■ **Goal**
Below are the records; pull every line that includes "icon".

■ **Data rows**
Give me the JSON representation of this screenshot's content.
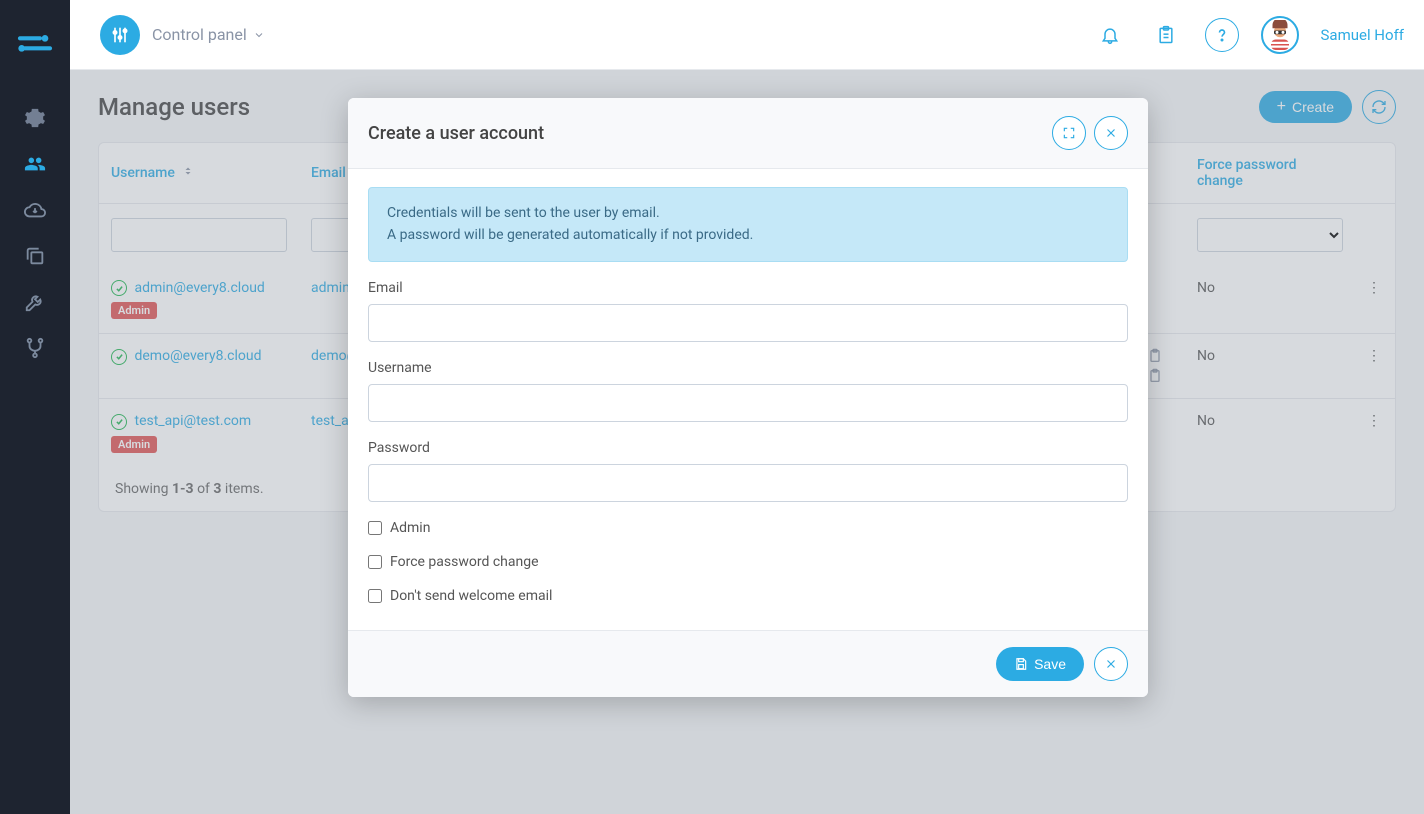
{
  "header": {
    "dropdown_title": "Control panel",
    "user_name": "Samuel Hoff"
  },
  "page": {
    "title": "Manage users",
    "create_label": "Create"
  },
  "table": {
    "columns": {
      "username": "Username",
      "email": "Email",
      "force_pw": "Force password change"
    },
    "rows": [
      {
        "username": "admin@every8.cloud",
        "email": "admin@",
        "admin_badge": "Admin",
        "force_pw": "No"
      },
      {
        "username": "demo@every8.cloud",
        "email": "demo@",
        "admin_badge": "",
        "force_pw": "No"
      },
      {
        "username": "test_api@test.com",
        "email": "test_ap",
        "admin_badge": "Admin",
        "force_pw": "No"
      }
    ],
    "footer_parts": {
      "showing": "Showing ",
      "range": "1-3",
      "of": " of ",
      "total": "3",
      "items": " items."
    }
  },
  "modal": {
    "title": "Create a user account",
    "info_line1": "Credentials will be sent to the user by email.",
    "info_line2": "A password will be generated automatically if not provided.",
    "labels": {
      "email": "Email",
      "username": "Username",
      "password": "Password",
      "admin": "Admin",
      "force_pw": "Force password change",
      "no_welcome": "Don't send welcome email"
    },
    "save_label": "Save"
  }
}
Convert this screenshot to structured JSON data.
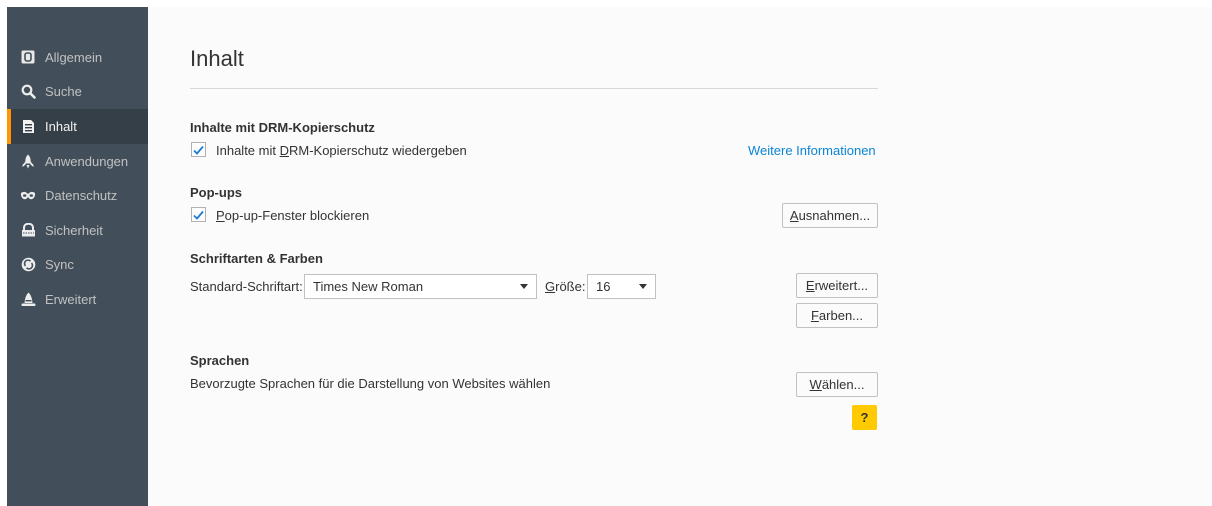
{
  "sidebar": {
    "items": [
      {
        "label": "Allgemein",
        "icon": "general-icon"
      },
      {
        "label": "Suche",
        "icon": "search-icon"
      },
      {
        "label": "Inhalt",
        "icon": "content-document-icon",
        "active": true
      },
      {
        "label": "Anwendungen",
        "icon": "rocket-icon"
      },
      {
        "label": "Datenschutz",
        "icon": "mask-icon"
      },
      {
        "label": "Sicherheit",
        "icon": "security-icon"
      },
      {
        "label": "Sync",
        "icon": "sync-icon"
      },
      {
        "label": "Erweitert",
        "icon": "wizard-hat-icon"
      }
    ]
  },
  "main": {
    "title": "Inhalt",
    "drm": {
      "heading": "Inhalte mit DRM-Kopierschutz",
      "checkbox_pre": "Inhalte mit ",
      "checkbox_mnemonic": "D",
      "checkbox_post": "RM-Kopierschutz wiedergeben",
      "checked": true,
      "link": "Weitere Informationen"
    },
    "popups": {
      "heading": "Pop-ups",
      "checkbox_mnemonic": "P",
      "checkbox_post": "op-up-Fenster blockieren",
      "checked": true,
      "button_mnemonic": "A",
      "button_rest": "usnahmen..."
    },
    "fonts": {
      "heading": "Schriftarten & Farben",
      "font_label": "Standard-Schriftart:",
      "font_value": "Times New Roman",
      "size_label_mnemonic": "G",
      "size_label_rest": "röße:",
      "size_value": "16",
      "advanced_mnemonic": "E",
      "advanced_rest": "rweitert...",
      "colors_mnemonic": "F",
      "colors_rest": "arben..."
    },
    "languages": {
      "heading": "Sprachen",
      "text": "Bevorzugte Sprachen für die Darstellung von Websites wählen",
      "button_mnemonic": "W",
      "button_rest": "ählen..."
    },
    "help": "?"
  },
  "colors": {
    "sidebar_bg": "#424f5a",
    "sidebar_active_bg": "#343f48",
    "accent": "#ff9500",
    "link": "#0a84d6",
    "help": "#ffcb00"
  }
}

■ **Complete output**
        "icon": "general-icon"
        "icon": "search-icon"
        "icon": "content-document-icon",
        "icon": "rocket-icon"
        "icon": "mask-icon"
        "icon": "security-icon"
        "icon": "sync-icon"
        "icon": "wizard-hat-icon"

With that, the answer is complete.